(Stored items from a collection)
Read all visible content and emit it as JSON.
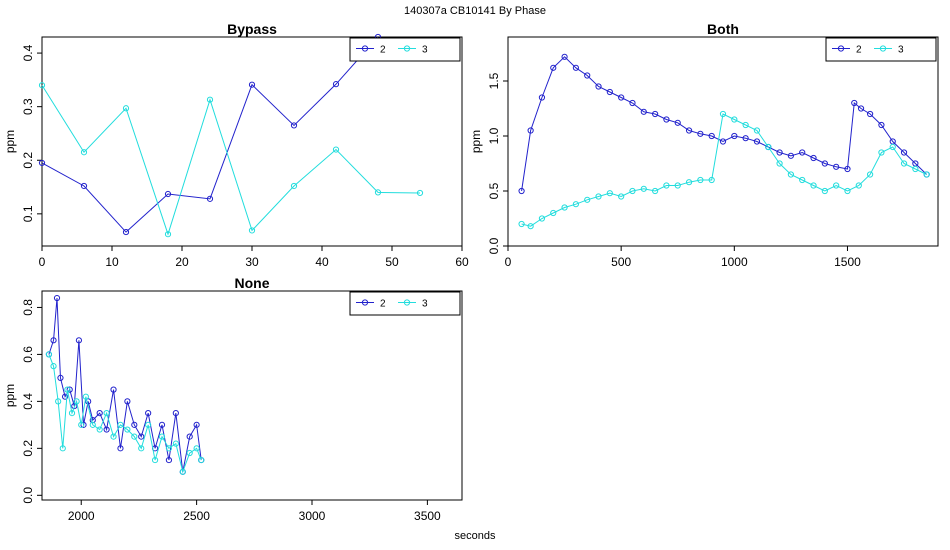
{
  "figure": {
    "suptitle": "140307a    CB10141   By Phase",
    "xlabel": "seconds"
  },
  "colors": {
    "series2": "#2222cc",
    "series3": "#22dddd"
  },
  "chart_data": [
    {
      "type": "line",
      "title": "Bypass",
      "ylabel": "ppm",
      "xlim": [
        0,
        60
      ],
      "ylim": [
        0.04,
        0.43
      ],
      "xticks": [
        "0",
        "10",
        "20",
        "30",
        "40",
        "50",
        "60"
      ],
      "xtick_values": [
        0,
        10,
        20,
        30,
        40,
        50,
        60
      ],
      "yticks": [
        "0.1",
        "0.2",
        "0.3",
        "0.4"
      ],
      "ytick_values": [
        0.1,
        0.2,
        0.3,
        0.4
      ],
      "legend": {
        "position": "top-right",
        "labels": [
          "2",
          "3"
        ]
      },
      "markers": true,
      "series": [
        {
          "name": "2",
          "x": [
            0,
            6,
            12,
            18,
            24,
            30,
            36,
            42,
            48
          ],
          "y": [
            0.195,
            0.152,
            0.066,
            0.137,
            0.128,
            0.341,
            0.265,
            0.342,
            0.43
          ]
        },
        {
          "name": "3",
          "x": [
            0,
            6,
            12,
            18,
            24,
            30,
            36,
            42,
            48,
            54
          ],
          "y": [
            0.34,
            0.215,
            0.297,
            0.062,
            0.313,
            0.069,
            0.152,
            0.22,
            0.14,
            0.139
          ]
        }
      ]
    },
    {
      "type": "line",
      "title": "Both",
      "ylabel": "ppm",
      "xlim": [
        0,
        1900
      ],
      "ylim": [
        0,
        1.9
      ],
      "xticks": [
        "0",
        "500",
        "1000",
        "1500"
      ],
      "xtick_values": [
        0,
        500,
        1000,
        1500
      ],
      "yticks": [
        "0.0",
        "0.5",
        "1.0",
        "1.5"
      ],
      "ytick_values": [
        0,
        0.5,
        1.0,
        1.5
      ],
      "legend": {
        "position": "top-right",
        "labels": [
          "2",
          "3"
        ]
      },
      "markers": true,
      "series": [
        {
          "name": "2",
          "x": [
            60,
            100,
            150,
            200,
            250,
            300,
            350,
            400,
            450,
            500,
            550,
            600,
            650,
            700,
            750,
            800,
            850,
            900,
            950,
            1000,
            1050,
            1100,
            1150,
            1200,
            1250,
            1300,
            1350,
            1400,
            1450,
            1500,
            1530,
            1560,
            1600,
            1650,
            1700,
            1750,
            1800,
            1850
          ],
          "y": [
            0.5,
            1.05,
            1.35,
            1.62,
            1.72,
            1.62,
            1.55,
            1.45,
            1.4,
            1.35,
            1.3,
            1.22,
            1.2,
            1.15,
            1.12,
            1.05,
            1.02,
            1.0,
            0.95,
            1.0,
            0.98,
            0.95,
            0.9,
            0.85,
            0.82,
            0.85,
            0.8,
            0.75,
            0.72,
            0.7,
            1.3,
            1.25,
            1.2,
            1.1,
            0.95,
            0.85,
            0.75,
            0.65
          ]
        },
        {
          "name": "3",
          "x": [
            60,
            100,
            150,
            200,
            250,
            300,
            350,
            400,
            450,
            500,
            550,
            600,
            650,
            700,
            750,
            800,
            850,
            900,
            950,
            1000,
            1050,
            1100,
            1150,
            1200,
            1250,
            1300,
            1350,
            1400,
            1450,
            1500,
            1550,
            1600,
            1650,
            1700,
            1750,
            1800,
            1850
          ],
          "y": [
            0.2,
            0.18,
            0.25,
            0.3,
            0.35,
            0.38,
            0.42,
            0.45,
            0.48,
            0.45,
            0.5,
            0.52,
            0.5,
            0.55,
            0.55,
            0.58,
            0.6,
            0.6,
            1.2,
            1.15,
            1.1,
            1.05,
            0.9,
            0.75,
            0.65,
            0.6,
            0.55,
            0.5,
            0.55,
            0.5,
            0.55,
            0.65,
            0.85,
            0.9,
            0.75,
            0.7,
            0.65
          ]
        }
      ]
    },
    {
      "type": "line",
      "title": "None",
      "ylabel": "ppm",
      "xlim": [
        1830,
        3650
      ],
      "ylim": [
        -0.02,
        0.87
      ],
      "xticks": [
        "2000",
        "2500",
        "3000",
        "3500"
      ],
      "xtick_values": [
        2000,
        2500,
        3000,
        3500
      ],
      "yticks": [
        "0.0",
        "0.2",
        "0.4",
        "0.6",
        "0.8"
      ],
      "ytick_values": [
        0,
        0.2,
        0.4,
        0.6,
        0.8
      ],
      "legend": {
        "position": "top-right",
        "labels": [
          "2",
          "3"
        ]
      },
      "markers": true,
      "series": [
        {
          "name": "2",
          "x": [
            1860,
            1880,
            1895,
            1910,
            1930,
            1950,
            1970,
            1990,
            2010,
            2030,
            2050,
            2080,
            2110,
            2140,
            2170,
            2200,
            2230,
            2260,
            2290,
            2320,
            2350,
            2380,
            2410,
            2440,
            2470,
            2500,
            2520
          ],
          "y": [
            0.6,
            0.66,
            0.84,
            0.5,
            0.42,
            0.45,
            0.38,
            0.66,
            0.3,
            0.4,
            0.32,
            0.35,
            0.28,
            0.45,
            0.2,
            0.4,
            0.3,
            0.25,
            0.35,
            0.2,
            0.3,
            0.15,
            0.35,
            0.1,
            0.25,
            0.3,
            0.15
          ]
        },
        {
          "name": "3",
          "x": [
            1860,
            1880,
            1900,
            1920,
            1940,
            1960,
            1980,
            2000,
            2020,
            2050,
            2080,
            2110,
            2140,
            2170,
            2200,
            2230,
            2260,
            2290,
            2320,
            2350,
            2380,
            2410,
            2440,
            2470,
            2500,
            2520
          ],
          "y": [
            0.6,
            0.55,
            0.4,
            0.2,
            0.45,
            0.35,
            0.4,
            0.3,
            0.42,
            0.3,
            0.28,
            0.35,
            0.25,
            0.3,
            0.28,
            0.25,
            0.2,
            0.3,
            0.15,
            0.25,
            0.2,
            0.22,
            0.1,
            0.18,
            0.2,
            0.15
          ]
        }
      ]
    }
  ]
}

### [Written exercise]
Make a verbatim copy of all the entries and strip out the pictures.

### [Response to this exercise]
Read all visible content and emit it as JSON.
{
  "figure": {
    "suptitle": "140307a    CB10141   By Phase",
    "xlabel": "seconds"
  },
  "colors": {
    "series2": "#2222cc",
    "series3": "#22dddd"
  },
  "chart_data": [
    {
      "type": "line",
      "title": "Bypass",
      "ylabel": "ppm",
      "xlim": [
        0,
        60
      ],
      "ylim": [
        0.04,
        0.43
      ],
      "xticks": [
        "0",
        "10",
        "20",
        "30",
        "40",
        "50",
        "60"
      ],
      "xtick_values": [
        0,
        10,
        20,
        30,
        40,
        50,
        60
      ],
      "yticks": [
        "0.1",
        "0.2",
        "0.3",
        "0.4"
      ],
      "ytick_values": [
        0.1,
        0.2,
        0.3,
        0.4
      ],
      "legend": {
        "position": "top-right",
        "labels": [
          "2",
          "3"
        ]
      },
      "markers": true,
      "series": [
        {
          "name": "2",
          "x": [
            0,
            6,
            12,
            18,
            24,
            30,
            36,
            42,
            48
          ],
          "y": [
            0.195,
            0.152,
            0.066,
            0.137,
            0.128,
            0.341,
            0.265,
            0.342,
            0.43
          ]
        },
        {
          "name": "3",
          "x": [
            0,
            6,
            12,
            18,
            24,
            30,
            36,
            42,
            48,
            54
          ],
          "y": [
            0.34,
            0.215,
            0.297,
            0.062,
            0.313,
            0.069,
            0.152,
            0.22,
            0.14,
            0.139
          ]
        }
      ]
    },
    {
      "type": "line",
      "title": "Both",
      "ylabel": "ppm",
      "xlim": [
        0,
        1900
      ],
      "ylim": [
        0,
        1.9
      ],
      "xticks": [
        "0",
        "500",
        "1000",
        "1500"
      ],
      "xtick_values": [
        0,
        500,
        1000,
        1500
      ],
      "yticks": [
        "0.0",
        "0.5",
        "1.0",
        "1.5"
      ],
      "ytick_values": [
        0,
        0.5,
        1.0,
        1.5
      ],
      "legend": {
        "position": "top-right",
        "labels": [
          "2",
          "3"
        ]
      },
      "markers": true,
      "series": [
        {
          "name": "2",
          "x": [
            60,
            100,
            150,
            200,
            250,
            300,
            350,
            400,
            450,
            500,
            550,
            600,
            650,
            700,
            750,
            800,
            850,
            900,
            950,
            1000,
            1050,
            1100,
            1150,
            1200,
            1250,
            1300,
            1350,
            1400,
            1450,
            1500,
            1530,
            1560,
            1600,
            1650,
            1700,
            1750,
            1800,
            1850
          ],
          "y": [
            0.5,
            1.05,
            1.35,
            1.62,
            1.72,
            1.62,
            1.55,
            1.45,
            1.4,
            1.35,
            1.3,
            1.22,
            1.2,
            1.15,
            1.12,
            1.05,
            1.02,
            1.0,
            0.95,
            1.0,
            0.98,
            0.95,
            0.9,
            0.85,
            0.82,
            0.85,
            0.8,
            0.75,
            0.72,
            0.7,
            1.3,
            1.25,
            1.2,
            1.1,
            0.95,
            0.85,
            0.75,
            0.65
          ]
        },
        {
          "name": "3",
          "x": [
            60,
            100,
            150,
            200,
            250,
            300,
            350,
            400,
            450,
            500,
            550,
            600,
            650,
            700,
            750,
            800,
            850,
            900,
            950,
            1000,
            1050,
            1100,
            1150,
            1200,
            1250,
            1300,
            1350,
            1400,
            1450,
            1500,
            1550,
            1600,
            1650,
            1700,
            1750,
            1800,
            1850
          ],
          "y": [
            0.2,
            0.18,
            0.25,
            0.3,
            0.35,
            0.38,
            0.42,
            0.45,
            0.48,
            0.45,
            0.5,
            0.52,
            0.5,
            0.55,
            0.55,
            0.58,
            0.6,
            0.6,
            1.2,
            1.15,
            1.1,
            1.05,
            0.9,
            0.75,
            0.65,
            0.6,
            0.55,
            0.5,
            0.55,
            0.5,
            0.55,
            0.65,
            0.85,
            0.9,
            0.75,
            0.7,
            0.65
          ]
        }
      ]
    },
    {
      "type": "line",
      "title": "None",
      "ylabel": "ppm",
      "xlim": [
        1830,
        3650
      ],
      "ylim": [
        -0.02,
        0.87
      ],
      "xticks": [
        "2000",
        "2500",
        "3000",
        "3500"
      ],
      "xtick_values": [
        2000,
        2500,
        3000,
        3500
      ],
      "yticks": [
        "0.0",
        "0.2",
        "0.4",
        "0.6",
        "0.8"
      ],
      "ytick_values": [
        0,
        0.2,
        0.4,
        0.6,
        0.8
      ],
      "legend": {
        "position": "top-right",
        "labels": [
          "2",
          "3"
        ]
      },
      "markers": true,
      "series": [
        {
          "name": "2",
          "x": [
            1860,
            1880,
            1895,
            1910,
            1930,
            1950,
            1970,
            1990,
            2010,
            2030,
            2050,
            2080,
            2110,
            2140,
            2170,
            2200,
            2230,
            2260,
            2290,
            2320,
            2350,
            2380,
            2410,
            2440,
            2470,
            2500,
            2520
          ],
          "y": [
            0.6,
            0.66,
            0.84,
            0.5,
            0.42,
            0.45,
            0.38,
            0.66,
            0.3,
            0.4,
            0.32,
            0.35,
            0.28,
            0.45,
            0.2,
            0.4,
            0.3,
            0.25,
            0.35,
            0.2,
            0.3,
            0.15,
            0.35,
            0.1,
            0.25,
            0.3,
            0.15
          ]
        },
        {
          "name": "3",
          "x": [
            1860,
            1880,
            1900,
            1920,
            1940,
            1960,
            1980,
            2000,
            2020,
            2050,
            2080,
            2110,
            2140,
            2170,
            2200,
            2230,
            2260,
            2290,
            2320,
            2350,
            2380,
            2410,
            2440,
            2470,
            2500,
            2520
          ],
          "y": [
            0.6,
            0.55,
            0.4,
            0.2,
            0.45,
            0.35,
            0.4,
            0.3,
            0.42,
            0.3,
            0.28,
            0.35,
            0.25,
            0.3,
            0.28,
            0.25,
            0.2,
            0.3,
            0.15,
            0.25,
            0.2,
            0.22,
            0.1,
            0.18,
            0.2,
            0.15
          ]
        }
      ]
    }
  ]
}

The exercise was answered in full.